Please reproduce the data from the line with "Identify all the" to the line with "y-axis-title: AU bbox=[26, 516, 36, 529]", replacing "chart-annotation" with "plot-note" and changing nothing else.

──────── Task inputs ────────

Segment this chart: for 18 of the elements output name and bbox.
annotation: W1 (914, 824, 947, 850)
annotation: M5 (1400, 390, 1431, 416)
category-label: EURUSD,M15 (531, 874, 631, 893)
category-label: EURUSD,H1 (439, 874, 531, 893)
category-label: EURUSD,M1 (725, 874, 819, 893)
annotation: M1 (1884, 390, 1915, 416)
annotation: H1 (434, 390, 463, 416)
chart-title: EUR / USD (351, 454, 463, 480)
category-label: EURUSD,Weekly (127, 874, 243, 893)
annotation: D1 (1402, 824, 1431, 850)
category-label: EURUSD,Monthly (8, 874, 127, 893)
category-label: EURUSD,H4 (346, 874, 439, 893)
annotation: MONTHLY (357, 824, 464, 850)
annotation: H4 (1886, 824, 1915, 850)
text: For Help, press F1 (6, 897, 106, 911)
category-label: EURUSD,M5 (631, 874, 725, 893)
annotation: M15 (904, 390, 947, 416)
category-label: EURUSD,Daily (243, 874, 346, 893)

────────
──────── Task inputs ────────

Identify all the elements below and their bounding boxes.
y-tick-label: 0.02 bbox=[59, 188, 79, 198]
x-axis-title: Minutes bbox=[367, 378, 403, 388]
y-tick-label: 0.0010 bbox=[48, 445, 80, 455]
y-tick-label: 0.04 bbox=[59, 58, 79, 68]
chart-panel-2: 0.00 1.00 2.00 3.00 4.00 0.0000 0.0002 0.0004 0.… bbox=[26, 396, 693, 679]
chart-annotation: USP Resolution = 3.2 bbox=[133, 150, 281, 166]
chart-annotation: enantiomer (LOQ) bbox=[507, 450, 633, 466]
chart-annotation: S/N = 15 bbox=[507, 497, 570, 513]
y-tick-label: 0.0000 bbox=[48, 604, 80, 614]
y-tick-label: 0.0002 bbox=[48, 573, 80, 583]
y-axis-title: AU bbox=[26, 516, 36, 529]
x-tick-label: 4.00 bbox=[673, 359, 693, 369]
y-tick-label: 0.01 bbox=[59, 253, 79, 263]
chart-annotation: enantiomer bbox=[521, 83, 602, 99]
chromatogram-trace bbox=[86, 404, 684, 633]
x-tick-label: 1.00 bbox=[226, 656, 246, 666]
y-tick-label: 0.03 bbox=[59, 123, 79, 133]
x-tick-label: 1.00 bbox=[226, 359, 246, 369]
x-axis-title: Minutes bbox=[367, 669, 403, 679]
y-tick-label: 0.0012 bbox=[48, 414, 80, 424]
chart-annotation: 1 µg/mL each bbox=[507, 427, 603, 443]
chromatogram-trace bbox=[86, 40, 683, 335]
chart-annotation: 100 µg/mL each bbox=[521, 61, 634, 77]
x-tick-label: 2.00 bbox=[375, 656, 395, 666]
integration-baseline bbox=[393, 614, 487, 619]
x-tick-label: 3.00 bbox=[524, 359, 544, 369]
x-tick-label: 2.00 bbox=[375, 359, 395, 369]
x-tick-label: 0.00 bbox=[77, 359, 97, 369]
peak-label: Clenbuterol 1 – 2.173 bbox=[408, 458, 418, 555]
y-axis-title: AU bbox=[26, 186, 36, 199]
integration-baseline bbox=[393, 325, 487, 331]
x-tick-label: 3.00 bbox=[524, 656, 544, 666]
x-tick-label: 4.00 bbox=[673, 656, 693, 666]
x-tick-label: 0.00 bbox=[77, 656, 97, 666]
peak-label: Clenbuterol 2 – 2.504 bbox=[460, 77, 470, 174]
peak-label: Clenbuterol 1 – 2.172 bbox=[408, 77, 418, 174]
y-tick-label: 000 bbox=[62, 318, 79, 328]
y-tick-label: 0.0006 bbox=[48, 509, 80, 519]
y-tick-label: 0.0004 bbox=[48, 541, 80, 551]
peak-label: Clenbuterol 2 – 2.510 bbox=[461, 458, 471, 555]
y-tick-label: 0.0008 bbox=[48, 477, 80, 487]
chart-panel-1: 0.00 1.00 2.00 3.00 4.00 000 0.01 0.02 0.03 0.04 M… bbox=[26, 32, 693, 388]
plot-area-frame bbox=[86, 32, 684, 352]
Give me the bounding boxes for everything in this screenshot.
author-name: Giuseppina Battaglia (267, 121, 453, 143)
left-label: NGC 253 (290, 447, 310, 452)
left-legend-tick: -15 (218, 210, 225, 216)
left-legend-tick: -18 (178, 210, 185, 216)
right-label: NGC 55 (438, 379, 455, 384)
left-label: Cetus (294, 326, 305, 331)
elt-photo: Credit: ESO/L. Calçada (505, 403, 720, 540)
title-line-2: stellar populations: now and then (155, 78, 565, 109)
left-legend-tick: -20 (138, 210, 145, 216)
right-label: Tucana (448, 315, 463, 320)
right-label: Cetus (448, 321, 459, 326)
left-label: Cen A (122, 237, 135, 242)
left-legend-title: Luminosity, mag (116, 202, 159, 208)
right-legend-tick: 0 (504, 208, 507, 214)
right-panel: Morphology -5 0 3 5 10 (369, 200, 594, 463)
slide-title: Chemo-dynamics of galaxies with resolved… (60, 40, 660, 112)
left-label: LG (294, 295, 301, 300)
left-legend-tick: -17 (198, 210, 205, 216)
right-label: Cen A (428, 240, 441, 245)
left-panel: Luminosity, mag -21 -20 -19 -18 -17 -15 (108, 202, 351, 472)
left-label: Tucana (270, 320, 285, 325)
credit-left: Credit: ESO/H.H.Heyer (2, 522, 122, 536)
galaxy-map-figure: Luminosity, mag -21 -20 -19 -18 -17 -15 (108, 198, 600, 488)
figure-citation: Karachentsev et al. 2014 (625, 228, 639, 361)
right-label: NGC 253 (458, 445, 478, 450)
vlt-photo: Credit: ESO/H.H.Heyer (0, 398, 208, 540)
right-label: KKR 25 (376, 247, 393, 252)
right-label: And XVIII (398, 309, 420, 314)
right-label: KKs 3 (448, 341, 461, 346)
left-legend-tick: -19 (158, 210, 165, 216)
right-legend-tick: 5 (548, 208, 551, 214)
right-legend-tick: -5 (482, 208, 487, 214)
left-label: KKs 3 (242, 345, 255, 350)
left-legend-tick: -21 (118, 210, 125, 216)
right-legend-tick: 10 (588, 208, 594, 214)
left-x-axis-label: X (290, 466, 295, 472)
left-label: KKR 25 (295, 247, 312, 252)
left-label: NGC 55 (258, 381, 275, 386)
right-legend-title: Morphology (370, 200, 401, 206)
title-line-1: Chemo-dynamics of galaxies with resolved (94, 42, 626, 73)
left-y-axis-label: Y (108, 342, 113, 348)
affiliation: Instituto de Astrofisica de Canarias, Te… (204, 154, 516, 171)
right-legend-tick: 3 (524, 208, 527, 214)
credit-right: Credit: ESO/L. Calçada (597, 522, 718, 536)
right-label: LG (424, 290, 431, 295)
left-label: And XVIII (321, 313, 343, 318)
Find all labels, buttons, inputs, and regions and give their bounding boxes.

────────
──────── Task inputs ────────

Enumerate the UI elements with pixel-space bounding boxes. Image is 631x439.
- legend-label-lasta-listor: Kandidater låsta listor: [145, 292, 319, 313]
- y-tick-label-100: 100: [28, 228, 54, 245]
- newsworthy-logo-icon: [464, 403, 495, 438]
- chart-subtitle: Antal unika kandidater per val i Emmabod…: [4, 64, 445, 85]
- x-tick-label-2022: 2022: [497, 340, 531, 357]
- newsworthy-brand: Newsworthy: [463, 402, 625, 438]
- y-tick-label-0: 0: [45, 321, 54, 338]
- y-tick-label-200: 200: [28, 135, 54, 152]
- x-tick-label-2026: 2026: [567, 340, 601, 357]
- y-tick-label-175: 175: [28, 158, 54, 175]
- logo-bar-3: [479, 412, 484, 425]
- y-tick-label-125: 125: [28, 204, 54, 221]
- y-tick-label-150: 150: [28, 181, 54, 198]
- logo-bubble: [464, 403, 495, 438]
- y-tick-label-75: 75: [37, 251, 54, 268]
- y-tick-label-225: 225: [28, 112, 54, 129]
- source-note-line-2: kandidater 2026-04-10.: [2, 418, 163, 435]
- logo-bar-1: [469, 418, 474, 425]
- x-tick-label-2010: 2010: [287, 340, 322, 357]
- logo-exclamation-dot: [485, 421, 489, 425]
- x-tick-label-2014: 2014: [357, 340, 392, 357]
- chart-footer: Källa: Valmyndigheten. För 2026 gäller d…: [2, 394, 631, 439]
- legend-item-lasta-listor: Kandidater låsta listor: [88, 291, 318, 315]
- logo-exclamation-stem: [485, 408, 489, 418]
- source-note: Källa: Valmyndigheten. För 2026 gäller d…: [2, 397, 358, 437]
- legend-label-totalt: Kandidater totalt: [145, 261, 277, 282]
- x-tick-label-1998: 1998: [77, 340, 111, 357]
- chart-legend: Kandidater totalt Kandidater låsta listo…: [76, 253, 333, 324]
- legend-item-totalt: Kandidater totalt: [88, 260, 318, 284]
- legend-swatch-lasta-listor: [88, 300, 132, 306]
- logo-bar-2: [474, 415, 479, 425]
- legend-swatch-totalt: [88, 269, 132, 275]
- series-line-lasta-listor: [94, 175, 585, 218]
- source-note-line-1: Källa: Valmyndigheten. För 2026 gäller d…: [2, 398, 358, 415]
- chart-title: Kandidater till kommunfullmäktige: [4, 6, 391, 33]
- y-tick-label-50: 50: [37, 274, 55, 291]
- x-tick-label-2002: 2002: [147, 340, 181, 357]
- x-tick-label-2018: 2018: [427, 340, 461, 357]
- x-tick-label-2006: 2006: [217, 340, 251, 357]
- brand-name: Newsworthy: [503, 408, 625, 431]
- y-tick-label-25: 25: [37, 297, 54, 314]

────────

→ **Solution for this problem**:
Identify all the elements below and their bounding boxes.
y-tick-label: 0.02 bbox=[59, 188, 79, 198]
x-axis-title: Minutes bbox=[367, 378, 403, 388]
y-tick-label: 0.0010 bbox=[48, 445, 80, 455]
y-tick-label: 0.04 bbox=[59, 58, 79, 68]
chart-panel-2: 0.00 1.00 2.00 3.00 4.00 0.0000 0.0002 0.0004 0.… bbox=[26, 396, 693, 679]
plot-note: USP Resolution = 3.2 bbox=[133, 150, 281, 166]
plot-note: enantiomer (LOQ) bbox=[507, 450, 633, 466]
plot-note: S/N = 15 bbox=[507, 497, 570, 513]
y-tick-label: 0.0000 bbox=[48, 604, 80, 614]
y-tick-label: 0.0002 bbox=[48, 573, 80, 583]
y-axis-title: AU bbox=[26, 516, 36, 529]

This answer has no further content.